Begin
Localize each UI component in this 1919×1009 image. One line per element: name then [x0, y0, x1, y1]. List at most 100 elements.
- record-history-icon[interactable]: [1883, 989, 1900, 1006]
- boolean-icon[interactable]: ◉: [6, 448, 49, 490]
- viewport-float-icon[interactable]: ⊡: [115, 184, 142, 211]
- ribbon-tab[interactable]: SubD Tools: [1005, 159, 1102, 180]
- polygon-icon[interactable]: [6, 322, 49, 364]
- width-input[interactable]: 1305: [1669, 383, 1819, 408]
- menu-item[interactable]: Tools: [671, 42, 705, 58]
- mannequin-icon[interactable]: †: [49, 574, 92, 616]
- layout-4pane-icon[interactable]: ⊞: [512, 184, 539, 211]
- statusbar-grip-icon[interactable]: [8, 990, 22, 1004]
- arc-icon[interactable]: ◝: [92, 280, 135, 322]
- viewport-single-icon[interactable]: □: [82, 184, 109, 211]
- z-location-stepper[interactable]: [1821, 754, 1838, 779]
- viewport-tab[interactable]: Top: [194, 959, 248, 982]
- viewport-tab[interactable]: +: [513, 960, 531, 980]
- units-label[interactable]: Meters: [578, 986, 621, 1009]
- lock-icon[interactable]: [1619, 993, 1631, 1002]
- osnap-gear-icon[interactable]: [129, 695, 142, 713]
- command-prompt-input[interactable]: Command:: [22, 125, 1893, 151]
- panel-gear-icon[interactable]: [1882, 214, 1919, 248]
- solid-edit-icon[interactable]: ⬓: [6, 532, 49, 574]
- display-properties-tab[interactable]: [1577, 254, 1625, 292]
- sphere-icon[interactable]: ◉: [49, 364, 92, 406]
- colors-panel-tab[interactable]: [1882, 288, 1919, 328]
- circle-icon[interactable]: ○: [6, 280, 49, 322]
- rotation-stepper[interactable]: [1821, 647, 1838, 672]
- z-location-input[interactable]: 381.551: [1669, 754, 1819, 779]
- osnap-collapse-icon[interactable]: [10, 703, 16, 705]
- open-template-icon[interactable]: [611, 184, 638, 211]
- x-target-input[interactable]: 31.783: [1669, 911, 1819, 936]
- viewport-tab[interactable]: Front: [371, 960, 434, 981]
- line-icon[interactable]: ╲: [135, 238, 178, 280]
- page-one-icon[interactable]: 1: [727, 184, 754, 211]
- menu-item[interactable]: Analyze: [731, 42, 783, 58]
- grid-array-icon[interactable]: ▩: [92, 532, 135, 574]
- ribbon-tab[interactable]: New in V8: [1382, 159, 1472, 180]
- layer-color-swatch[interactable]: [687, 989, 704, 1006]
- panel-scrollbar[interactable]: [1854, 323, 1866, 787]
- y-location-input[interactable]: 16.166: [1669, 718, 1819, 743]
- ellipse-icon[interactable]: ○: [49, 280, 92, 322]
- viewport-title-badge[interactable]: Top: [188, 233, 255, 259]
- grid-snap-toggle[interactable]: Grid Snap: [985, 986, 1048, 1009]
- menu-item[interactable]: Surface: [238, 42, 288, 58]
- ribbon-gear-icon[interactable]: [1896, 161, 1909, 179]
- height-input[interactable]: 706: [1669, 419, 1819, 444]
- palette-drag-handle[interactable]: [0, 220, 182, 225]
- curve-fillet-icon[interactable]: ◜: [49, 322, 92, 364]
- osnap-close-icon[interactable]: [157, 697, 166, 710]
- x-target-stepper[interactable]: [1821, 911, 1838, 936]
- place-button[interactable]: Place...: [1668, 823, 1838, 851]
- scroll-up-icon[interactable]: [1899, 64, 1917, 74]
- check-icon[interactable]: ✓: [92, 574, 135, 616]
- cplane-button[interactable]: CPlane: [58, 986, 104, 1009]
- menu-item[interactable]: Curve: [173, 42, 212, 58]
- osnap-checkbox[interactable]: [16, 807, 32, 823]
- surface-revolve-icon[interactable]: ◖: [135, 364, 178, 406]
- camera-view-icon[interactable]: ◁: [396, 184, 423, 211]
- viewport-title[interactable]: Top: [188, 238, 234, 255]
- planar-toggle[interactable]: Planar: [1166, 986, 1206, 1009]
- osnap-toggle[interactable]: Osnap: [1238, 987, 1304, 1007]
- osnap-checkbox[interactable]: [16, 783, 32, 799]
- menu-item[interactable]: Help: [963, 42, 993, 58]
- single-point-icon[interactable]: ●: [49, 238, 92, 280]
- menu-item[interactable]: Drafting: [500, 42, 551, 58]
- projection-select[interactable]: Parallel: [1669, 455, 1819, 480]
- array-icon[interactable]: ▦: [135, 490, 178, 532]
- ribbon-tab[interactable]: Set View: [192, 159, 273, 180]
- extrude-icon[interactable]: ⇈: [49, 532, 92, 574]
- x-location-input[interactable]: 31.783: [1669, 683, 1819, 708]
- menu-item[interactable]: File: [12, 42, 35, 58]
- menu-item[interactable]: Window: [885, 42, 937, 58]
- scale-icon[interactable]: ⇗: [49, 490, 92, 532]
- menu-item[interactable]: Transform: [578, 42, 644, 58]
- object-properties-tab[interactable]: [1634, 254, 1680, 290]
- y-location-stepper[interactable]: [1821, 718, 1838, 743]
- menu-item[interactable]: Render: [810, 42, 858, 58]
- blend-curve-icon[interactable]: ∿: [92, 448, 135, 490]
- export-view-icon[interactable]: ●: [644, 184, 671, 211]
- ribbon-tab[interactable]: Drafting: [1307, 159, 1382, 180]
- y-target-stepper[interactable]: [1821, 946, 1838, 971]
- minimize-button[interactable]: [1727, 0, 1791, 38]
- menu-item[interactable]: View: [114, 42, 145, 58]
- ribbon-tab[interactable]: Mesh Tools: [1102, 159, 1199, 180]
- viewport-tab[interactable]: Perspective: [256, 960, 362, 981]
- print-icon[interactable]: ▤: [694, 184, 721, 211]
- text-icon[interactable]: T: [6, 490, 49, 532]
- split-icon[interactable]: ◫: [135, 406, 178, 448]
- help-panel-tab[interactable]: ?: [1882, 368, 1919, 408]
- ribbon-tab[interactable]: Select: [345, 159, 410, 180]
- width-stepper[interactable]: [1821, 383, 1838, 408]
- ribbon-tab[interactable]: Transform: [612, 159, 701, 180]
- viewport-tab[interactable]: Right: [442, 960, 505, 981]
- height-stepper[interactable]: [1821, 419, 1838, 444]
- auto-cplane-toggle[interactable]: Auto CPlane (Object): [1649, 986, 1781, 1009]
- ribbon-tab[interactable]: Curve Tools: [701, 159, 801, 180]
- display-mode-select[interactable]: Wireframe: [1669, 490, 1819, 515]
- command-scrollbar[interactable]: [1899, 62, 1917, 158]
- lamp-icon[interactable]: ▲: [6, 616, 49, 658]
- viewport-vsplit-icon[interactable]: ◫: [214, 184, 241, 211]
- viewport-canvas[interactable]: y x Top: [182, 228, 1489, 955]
End
WRITTEN REQUEST -> Rewrite all of the material above, renaming every "ribbon-tab" to "toolbar-tab" and leaving everything else unchanged.

RESPONSE TO THIS TASK ->
Localize each UI component in this 1919×1009 image. One line per element: name then [x0, y0, x1, y1]. List at most 100 elements.
- record-history-icon[interactable]: [1883, 989, 1900, 1006]
- boolean-icon[interactable]: ◉: [6, 448, 49, 490]
- viewport-float-icon[interactable]: ⊡: [115, 184, 142, 211]
- toolbar-tab[interactable]: SubD Tools: [1005, 159, 1102, 180]
- polygon-icon[interactable]: [6, 322, 49, 364]
- width-input[interactable]: 1305: [1669, 383, 1819, 408]
- menu-item[interactable]: Tools: [671, 42, 705, 58]
- mannequin-icon[interactable]: †: [49, 574, 92, 616]
- layout-4pane-icon[interactable]: ⊞: [512, 184, 539, 211]
- statusbar-grip-icon[interactable]: [8, 990, 22, 1004]
- arc-icon[interactable]: ◝: [92, 280, 135, 322]
- viewport-single-icon[interactable]: □: [82, 184, 109, 211]
- z-location-stepper[interactable]: [1821, 754, 1838, 779]
- viewport-tab[interactable]: Top: [194, 959, 248, 982]
- viewport-tab[interactable]: +: [513, 960, 531, 980]
- units-label[interactable]: Meters: [578, 986, 621, 1009]
- lock-icon[interactable]: [1619, 993, 1631, 1002]
- osnap-gear-icon[interactable]: [129, 695, 142, 713]
- command-prompt-input[interactable]: Command:: [22, 125, 1893, 151]
- panel-gear-icon[interactable]: [1882, 214, 1919, 248]
- solid-edit-icon[interactable]: ⬓: [6, 532, 49, 574]
- display-properties-tab[interactable]: [1577, 254, 1625, 292]
- sphere-icon[interactable]: ◉: [49, 364, 92, 406]
- colors-panel-tab[interactable]: [1882, 288, 1919, 328]
- circle-icon[interactable]: ○: [6, 280, 49, 322]
- rotation-stepper[interactable]: [1821, 647, 1838, 672]
- z-location-input[interactable]: 381.551: [1669, 754, 1819, 779]
- osnap-collapse-icon[interactable]: [10, 703, 16, 705]
- open-template-icon[interactable]: [611, 184, 638, 211]
- x-target-input[interactable]: 31.783: [1669, 911, 1819, 936]
- viewport-tab[interactable]: Front: [371, 960, 434, 981]
- line-icon[interactable]: ╲: [135, 238, 178, 280]
- page-one-icon[interactable]: 1: [727, 184, 754, 211]
- menu-item[interactable]: Analyze: [731, 42, 783, 58]
- grid-array-icon[interactable]: ▩: [92, 532, 135, 574]
- toolbar-tab[interactable]: New in V8: [1382, 159, 1472, 180]
- layer-color-swatch[interactable]: [687, 989, 704, 1006]
- panel-scrollbar[interactable]: [1854, 323, 1866, 787]
- y-location-input[interactable]: 16.166: [1669, 718, 1819, 743]
- ellipse-icon[interactable]: ○: [49, 280, 92, 322]
- viewport-title-badge[interactable]: Top: [188, 233, 255, 259]
- grid-snap-toggle[interactable]: Grid Snap: [985, 986, 1048, 1009]
- menu-item[interactable]: Surface: [238, 42, 288, 58]
- ribbon-gear-icon[interactable]: [1896, 161, 1909, 179]
- height-input[interactable]: 706: [1669, 419, 1819, 444]
- palette-drag-handle[interactable]: [0, 220, 182, 225]
- curve-fillet-icon[interactable]: ◜: [49, 322, 92, 364]
- osnap-close-icon[interactable]: [157, 697, 166, 710]
- x-target-stepper[interactable]: [1821, 911, 1838, 936]
- place-button[interactable]: Place...: [1668, 823, 1838, 851]
- scroll-up-icon[interactable]: [1899, 64, 1917, 74]
- check-icon[interactable]: ✓: [92, 574, 135, 616]
- cplane-button[interactable]: CPlane: [58, 986, 104, 1009]
- menu-item[interactable]: Curve: [173, 42, 212, 58]
- osnap-checkbox[interactable]: [16, 807, 32, 823]
- surface-revolve-icon[interactable]: ◖: [135, 364, 178, 406]
- camera-view-icon[interactable]: ◁: [396, 184, 423, 211]
- viewport-title[interactable]: Top: [188, 238, 234, 255]
- planar-toggle[interactable]: Planar: [1166, 986, 1206, 1009]
- osnap-toggle[interactable]: Osnap: [1238, 987, 1304, 1007]
- osnap-checkbox[interactable]: [16, 783, 32, 799]
- menu-item[interactable]: Help: [963, 42, 993, 58]
- single-point-icon[interactable]: ●: [49, 238, 92, 280]
- menu-item[interactable]: Drafting: [500, 42, 551, 58]
- projection-select[interactable]: Parallel: [1669, 455, 1819, 480]
- array-icon[interactable]: ▦: [135, 490, 178, 532]
- toolbar-tab[interactable]: Set View: [192, 159, 273, 180]
- extrude-icon[interactable]: ⇈: [49, 532, 92, 574]
- x-location-input[interactable]: 31.783: [1669, 683, 1819, 708]
- menu-item[interactable]: File: [12, 42, 35, 58]
- menu-item[interactable]: Window: [885, 42, 937, 58]
- scale-icon[interactable]: ⇗: [49, 490, 92, 532]
- menu-item[interactable]: Transform: [578, 42, 644, 58]
- object-properties-tab[interactable]: [1634, 254, 1680, 290]
- y-location-stepper[interactable]: [1821, 718, 1838, 743]
- menu-item[interactable]: Render: [810, 42, 858, 58]
- blend-curve-icon[interactable]: ∿: [92, 448, 135, 490]
- export-view-icon[interactable]: ●: [644, 184, 671, 211]
- toolbar-tab[interactable]: Drafting: [1307, 159, 1382, 180]
- y-target-stepper[interactable]: [1821, 946, 1838, 971]
- minimize-button[interactable]: [1727, 0, 1791, 38]
- menu-item[interactable]: View: [114, 42, 145, 58]
- toolbar-tab[interactable]: Mesh Tools: [1102, 159, 1199, 180]
- viewport-tab[interactable]: Perspective: [256, 960, 362, 981]
- print-icon[interactable]: ▤: [694, 184, 721, 211]
- text-icon[interactable]: T: [6, 490, 49, 532]
- split-icon[interactable]: ◫: [135, 406, 178, 448]
- help-panel-tab[interactable]: ?: [1882, 368, 1919, 408]
- toolbar-tab[interactable]: Select: [345, 159, 410, 180]
- width-stepper[interactable]: [1821, 383, 1838, 408]
- toolbar-tab[interactable]: Transform: [612, 159, 701, 180]
- viewport-tab[interactable]: Right: [442, 960, 505, 981]
- height-stepper[interactable]: [1821, 419, 1838, 444]
- auto-cplane-toggle[interactable]: Auto CPlane (Object): [1649, 986, 1781, 1009]
- toolbar-tab[interactable]: Curve Tools: [701, 159, 801, 180]
- display-mode-select[interactable]: Wireframe: [1669, 490, 1819, 515]
- command-scrollbar[interactable]: [1899, 62, 1917, 158]
- lamp-icon[interactable]: ▲: [6, 616, 49, 658]
- viewport-vsplit-icon[interactable]: ◫: [214, 184, 241, 211]
- viewport-canvas[interactable]: y x Top: [182, 228, 1489, 955]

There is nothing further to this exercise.